##### Material #####

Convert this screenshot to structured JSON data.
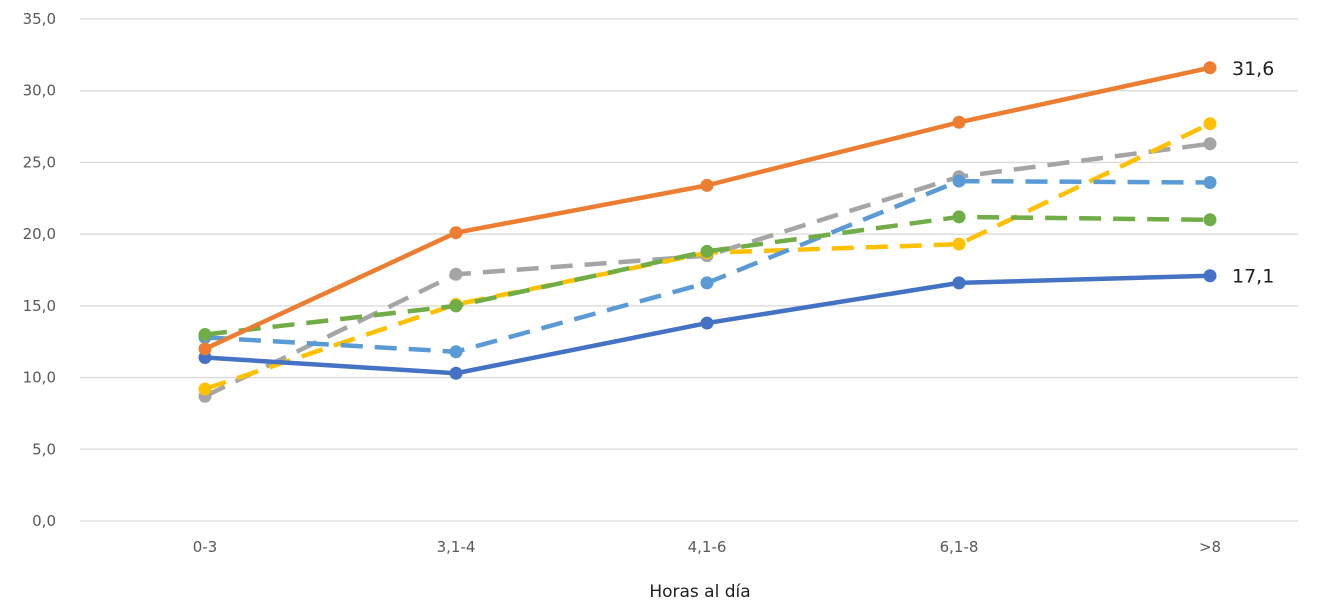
{
  "chart_data": {
    "type": "line",
    "title": "",
    "xlabel": "Horas al día",
    "ylabel": "",
    "categories": [
      "0-3",
      "3,1-4",
      "4,1-6",
      "6,1-8",
      ">8"
    ],
    "ylim": [
      0,
      35
    ],
    "yticks": [
      "0,0",
      "5,0",
      "10,0",
      "15,0",
      "20,0",
      "25,0",
      "30,0",
      "35,0"
    ],
    "grid": true,
    "legend": "none",
    "series": [
      {
        "color": "#4472c4",
        "dash": false,
        "values": [
          11.4,
          10.3,
          13.8,
          16.6,
          17.1
        ],
        "end_label": "17,1"
      },
      {
        "color": "#ed7d31",
        "dash": false,
        "values": [
          12.0,
          20.1,
          23.4,
          27.8,
          31.6
        ],
        "end_label": "31,6"
      },
      {
        "color": "#a5a5a5",
        "dash": true,
        "values": [
          8.7,
          17.2,
          18.5,
          24.0,
          26.3
        ]
      },
      {
        "color": "#ffc000",
        "dash": true,
        "values": [
          9.2,
          15.1,
          18.7,
          19.3,
          27.7
        ]
      },
      {
        "color": "#5b9bd5",
        "dash": true,
        "values": [
          12.8,
          11.8,
          16.6,
          23.7,
          23.6
        ]
      },
      {
        "color": "#70ad47",
        "dash": true,
        "values": [
          13.0,
          15.0,
          18.8,
          21.2,
          21.0
        ]
      }
    ]
  }
}
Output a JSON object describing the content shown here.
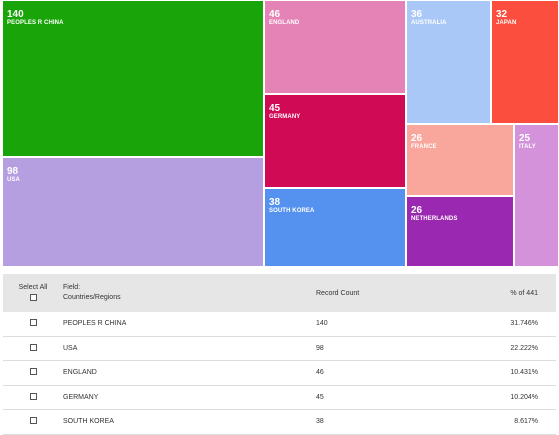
{
  "treemap": {
    "tiles": [
      {
        "value": "140",
        "label": "PEOPLES R CHINA",
        "color": "#19a50a"
      },
      {
        "value": "98",
        "label": "USA",
        "color": "#b59fe0"
      },
      {
        "value": "46",
        "label": "ENGLAND",
        "color": "#e583b6"
      },
      {
        "value": "45",
        "label": "GERMANY",
        "color": "#d10a56"
      },
      {
        "value": "38",
        "label": "SOUTH KOREA",
        "color": "#5592f0"
      },
      {
        "value": "36",
        "label": "AUSTRALIA",
        "color": "#a9c8f7"
      },
      {
        "value": "32",
        "label": "JAPAN",
        "color": "#fb4e3e"
      },
      {
        "value": "26",
        "label": "FRANCE",
        "color": "#f9a69d"
      },
      {
        "value": "26",
        "label": "NETHERLANDS",
        "color": "#9a28b0"
      },
      {
        "value": "25",
        "label": "ITALY",
        "color": "#d392d9"
      }
    ]
  },
  "table": {
    "select_all_label": "Select All",
    "field_label": "Field:",
    "field_name": "Countries/Regions",
    "record_count_label": "Record Count",
    "percent_label": "% of 441",
    "rows": [
      {
        "name": "PEOPLES R CHINA",
        "count": "140",
        "percent": "31.746%"
      },
      {
        "name": "USA",
        "count": "98",
        "percent": "22.222%"
      },
      {
        "name": "ENGLAND",
        "count": "46",
        "percent": "10.431%"
      },
      {
        "name": "GERMANY",
        "count": "45",
        "percent": "10.204%"
      },
      {
        "name": "SOUTH KOREA",
        "count": "38",
        "percent": "8.617%"
      }
    ]
  }
}
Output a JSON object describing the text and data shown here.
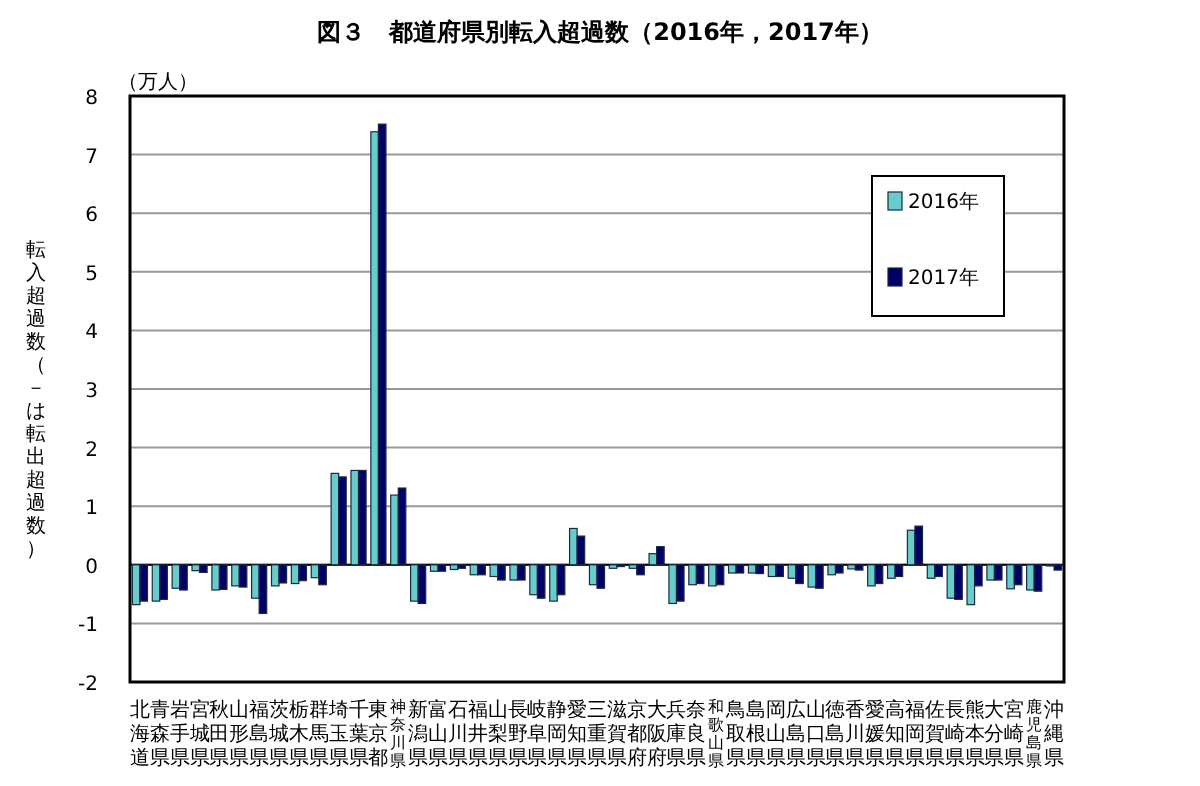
{
  "chart_data": {
    "type": "bar",
    "title": "図３　都道府県別転入超過数（2016年，2017年）",
    "ylabel": "転入超過数（－は転出超過数）",
    "annotations": [
      "（万人）"
    ],
    "categories": [
      "北海道",
      "青森県",
      "岩手県",
      "宮城県",
      "秋田県",
      "山形県",
      "福島県",
      "茨城県",
      "栃木県",
      "群馬県",
      "埼玉県",
      "千葉県",
      "東京都",
      "神奈川県",
      "新潟県",
      "富山県",
      "石川県",
      "福井県",
      "山梨県",
      "長野県",
      "岐阜県",
      "静岡県",
      "愛知県",
      "三重県",
      "滋賀県",
      "京都府",
      "大阪府",
      "兵庫県",
      "奈良県",
      "和歌山県",
      "鳥取県",
      "島根県",
      "岡山県",
      "広島県",
      "山口県",
      "徳島県",
      "香川県",
      "愛媛県",
      "高知県",
      "福岡県",
      "佐賀県",
      "長崎県",
      "熊本県",
      "大分県",
      "宮崎県",
      "鹿児島県",
      "沖縄県"
    ],
    "series": [
      {
        "name": "2016年",
        "color": "#66cccc",
        "values": [
          -0.68,
          -0.62,
          -0.4,
          -0.1,
          -0.43,
          -0.36,
          -0.57,
          -0.36,
          -0.32,
          -0.22,
          1.56,
          1.61,
          7.39,
          1.19,
          -0.62,
          -0.11,
          -0.08,
          -0.17,
          -0.2,
          -0.26,
          -0.51,
          -0.62,
          0.62,
          -0.34,
          -0.06,
          -0.06,
          0.19,
          -0.66,
          -0.34,
          -0.36,
          -0.14,
          -0.14,
          -0.2,
          -0.23,
          -0.38,
          -0.17,
          -0.07,
          -0.36,
          -0.23,
          0.59,
          -0.23,
          -0.57,
          -0.68,
          -0.26,
          -0.41,
          -0.43,
          -0.02
        ]
      },
      {
        "name": "2017年",
        "color": "#000066",
        "values": [
          -0.62,
          -0.59,
          -0.43,
          -0.13,
          -0.42,
          -0.38,
          -0.83,
          -0.31,
          -0.27,
          -0.34,
          1.5,
          1.61,
          7.52,
          1.31,
          -0.66,
          -0.11,
          -0.06,
          -0.17,
          -0.26,
          -0.26,
          -0.57,
          -0.51,
          0.49,
          -0.4,
          -0.03,
          -0.17,
          0.31,
          -0.62,
          -0.32,
          -0.34,
          -0.14,
          -0.15,
          -0.2,
          -0.32,
          -0.4,
          -0.14,
          -0.09,
          -0.32,
          -0.2,
          0.66,
          -0.2,
          -0.59,
          -0.36,
          -0.26,
          -0.34,
          -0.45,
          -0.09
        ]
      }
    ],
    "ylim": [
      -2,
      8
    ],
    "yticks": [
      -2,
      -1,
      0,
      1,
      2,
      3,
      4,
      5,
      6,
      7,
      8
    ],
    "grid": "y",
    "legend": "top right"
  }
}
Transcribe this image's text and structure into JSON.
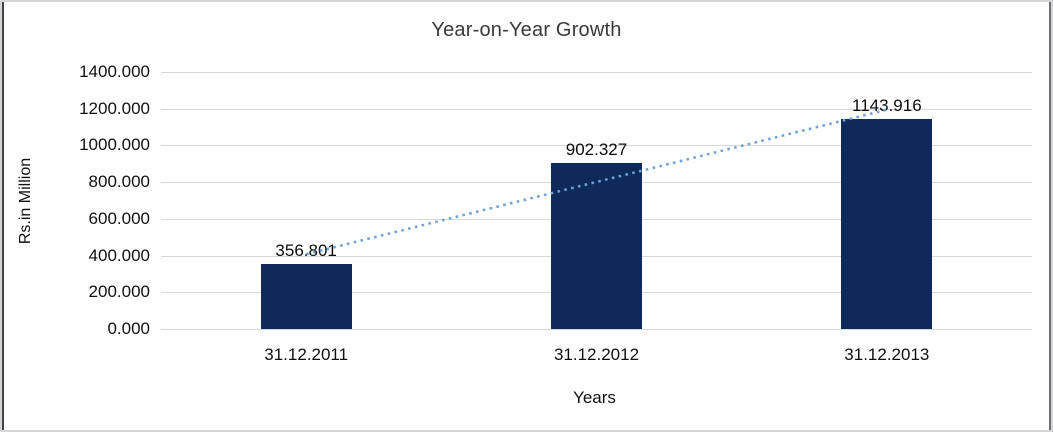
{
  "chart_data": {
    "type": "bar",
    "title": "Year-on-Year Growth",
    "xlabel": "Years",
    "ylabel": "Rs.in Million",
    "categories": [
      "31.12.2011",
      "31.12.2012",
      "31.12.2013"
    ],
    "values": [
      356.801,
      902.327,
      1143.916
    ],
    "value_labels": [
      "356.801",
      "902.327",
      "1143.916"
    ],
    "ylim": [
      0,
      1400
    ],
    "ytick_step": 200,
    "ytick_labels": [
      "0.000",
      "200.000",
      "400.000",
      "600.000",
      "800.000",
      "1000.000",
      "1200.000",
      "1400.000"
    ],
    "grid": "horizontal",
    "legend": "none",
    "bar_color": "#0e2a5a",
    "gridline_color": "#d9d9d9",
    "trendline": {
      "type": "linear",
      "style": "dotted",
      "color": "#6fa0d8",
      "start_value": 407.5,
      "end_value": 1194.6
    }
  }
}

#####

## Written instruction
Leaving the pictures out, set down exactly the lines from the one with "Transcribe this image's" through the end of the records.

## Right answer
Transcribe this image's text and structure into JSON.
{
  "chart_data": {
    "type": "bar",
    "title": "Year-on-Year Growth",
    "xlabel": "Years",
    "ylabel": "Rs.in Million",
    "categories": [
      "31.12.2011",
      "31.12.2012",
      "31.12.2013"
    ],
    "values": [
      356.801,
      902.327,
      1143.916
    ],
    "value_labels": [
      "356.801",
      "902.327",
      "1143.916"
    ],
    "ylim": [
      0,
      1400
    ],
    "ytick_step": 200,
    "ytick_labels": [
      "0.000",
      "200.000",
      "400.000",
      "600.000",
      "800.000",
      "1000.000",
      "1200.000",
      "1400.000"
    ],
    "grid": "horizontal",
    "legend": "none",
    "bar_color": "#0e2a5a",
    "gridline_color": "#d9d9d9",
    "trendline": {
      "type": "linear",
      "style": "dotted",
      "color": "#6fa0d8",
      "start_value": 407.5,
      "end_value": 1194.6
    }
  }
}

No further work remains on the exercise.